■ **Requirement**
Below are the records; reproduce all of them exactly but without any images.

■ **Data extract**
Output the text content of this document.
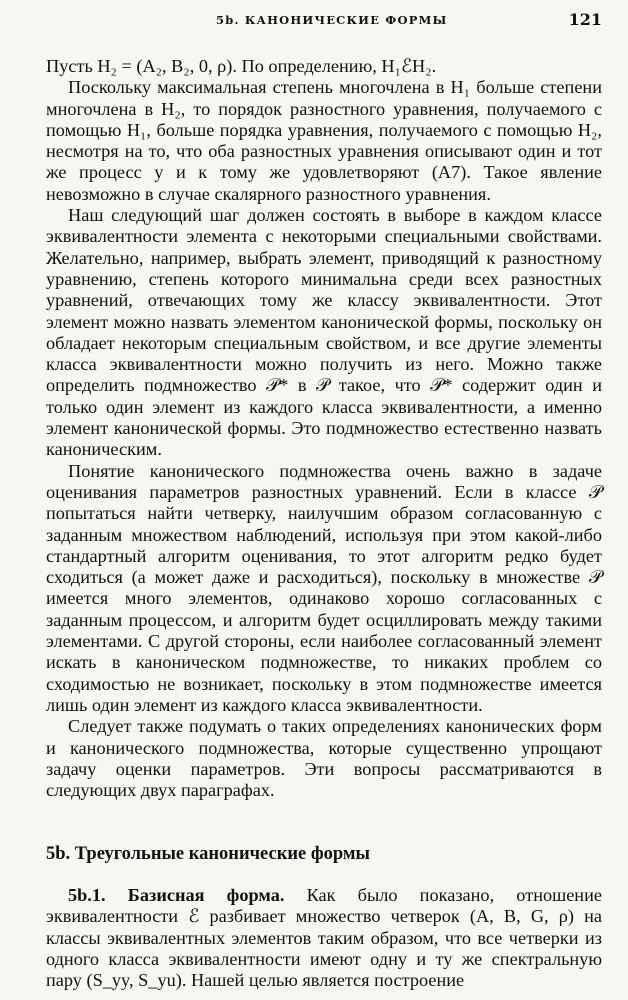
5b. КАНОНИЧЕСКИЕ ФОРМЫ	121

Пусть H₂ = (A₂, B₂, 0, ρ). По определению, H₁ℰH₂.

Поскольку максимальная степень многочлена в H₁ больше степени многочлена в H₂, то порядок разностного уравнения, получаемого с помощью H₁, больше порядка уравнения, получаемого с помощью H₂, несмотря на то, что оба разностных уравнения описывают один и тот же процесс y и к тому же удовлетворяют (A7). Такое явление невозможно в случае скалярного разностного уравнения.

Наш следующий шаг должен состоять в выборе в каждом классе эквивалентности элемента с некоторыми специальными свойствами. Желательно, например, выбрать элемент, приводящий к разностному уравнению, степень которого минимальна среди всех разностных уравнений, отвечающих тому же классу эквивалентности. Этот элемент можно назвать элементом канонической формы, поскольку он обладает некоторым специальным свойством, и все другие элементы класса эквивалентности можно получить из него. Можно также определить подмножество 𝒫* в 𝒫 такое, что 𝒫* содержит один и только один элемент из каждого класса эквивалентности, а именно элемент канонической формы. Это подмножество естественно назвать каноническим.

Понятие канонического подмножества очень важно в задаче оценивания параметров разностных уравнений. Если в классе 𝒫 попытаться найти четверку, наилучшим образом согласованную с заданным множеством наблюдений, используя при этом какой-либо стандартный алгоритм оценивания, то этот алгоритм редко будет сходиться (а может даже и расходиться), поскольку в множестве 𝒫 имеется много элементов, одинаково хорошо согласованных с заданным процессом, и алгоритм будет осциллировать между такими элементами. С другой стороны, если наиболее согласованный элемент искать в каноническом подмножестве, то никаких проблем со сходимостью не возникает, поскольку в этом подмножестве имеется лишь один элемент из каждого класса эквивалентности.

Следует также подумать о таких определениях канонических форм и канонического подмножества, которые существенно упрощают задачу оценки параметров. Эти вопросы рассматриваются в следующих двух параграфах.

5b. Треугольные канонические формы
5b.1. Базисная форма. Как было показано, отношение эквивалентности ℰ разбивает множество четверок (A, B, G, ρ) на классы эквивалентных элементов таким образом, что все четверки из одного класса эквивалентности имеют одну и ту же спектральную пару (S_yy, S_yu). Нашей целью является построение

■ **Exercise response**
Output the text content of this document.
5b. КАНОНИЧЕСКИЕ ФОРМЫ	121

Пусть H₂ = (A₂, B₂, 0, ρ). По определению, H₁ℰH₂.

Поскольку максимальная степень многочлена в H₁ больше степени многочлена в H₂, то порядок разностного уравнения, получаемого с помощью H₁, больше порядка уравнения, получаемого с помощью H₂, несмотря на то, что оба разностных уравнения описывают один и тот же процесс y и к тому же удовлетворяют (A7). Такое явление невозможно в случае скалярного разностного уравнения.

Наш следующий шаг должен состоять в выборе в каждом классе эквивалентности элемента с некоторыми специальными свойствами. Желательно, например, выбрать элемент, приводящий к разностному уравнению, степень которого минимальна среди всех разностных уравнений, отвечающих тому же классу эквивалентности. Этот элемент можно назвать элементом канонической формы, поскольку он обладает некоторым специальным свойством, и все другие элементы класса эквивалентности можно получить из него. Можно также определить подмножество 𝒫* в 𝒫 такое, что 𝒫* содержит один и только один элемент из каждого класса эквивалентности, а именно элемент канонической формы. Это подмножество естественно назвать каноническим.

Понятие канонического подмножества очень важно в задаче оценивания параметров разностных уравнений. Если в классе 𝒫 попытаться найти четверку, наилучшим образом согласованную с заданным множеством наблюдений, используя при этом какой-либо стандартный алгоритм оценивания, то этот алгоритм редко будет сходиться (а может даже и расходиться), поскольку в множестве 𝒫 имеется много элементов, одинаково хорошо согласованных с заданным процессом, и алгоритм будет осциллировать между такими элементами. С другой стороны, если наиболее согласованный элемент искать в каноническом подмножестве, то никаких проблем со сходимостью не возникает, поскольку в этом подмножестве имеется лишь один элемент из каждого класса эквивалентности.

Следует также подумать о таких определениях канонических форм и канонического подмножества, которые существенно упрощают задачу оценки параметров. Эти вопросы рассматриваются в следующих двух параграфах.

5b. Треугольные канонические формы
5b.1. Базисная форма. Как было показано, отношение эквивалентности ℰ разбивает множество четверок (A, B, G, ρ) на классы эквивалентных элементов таким образом, что все четверки из одного класса эквивалентности имеют одну и ту же спектральную пару (S_yy, S_yu). Нашей целью является построение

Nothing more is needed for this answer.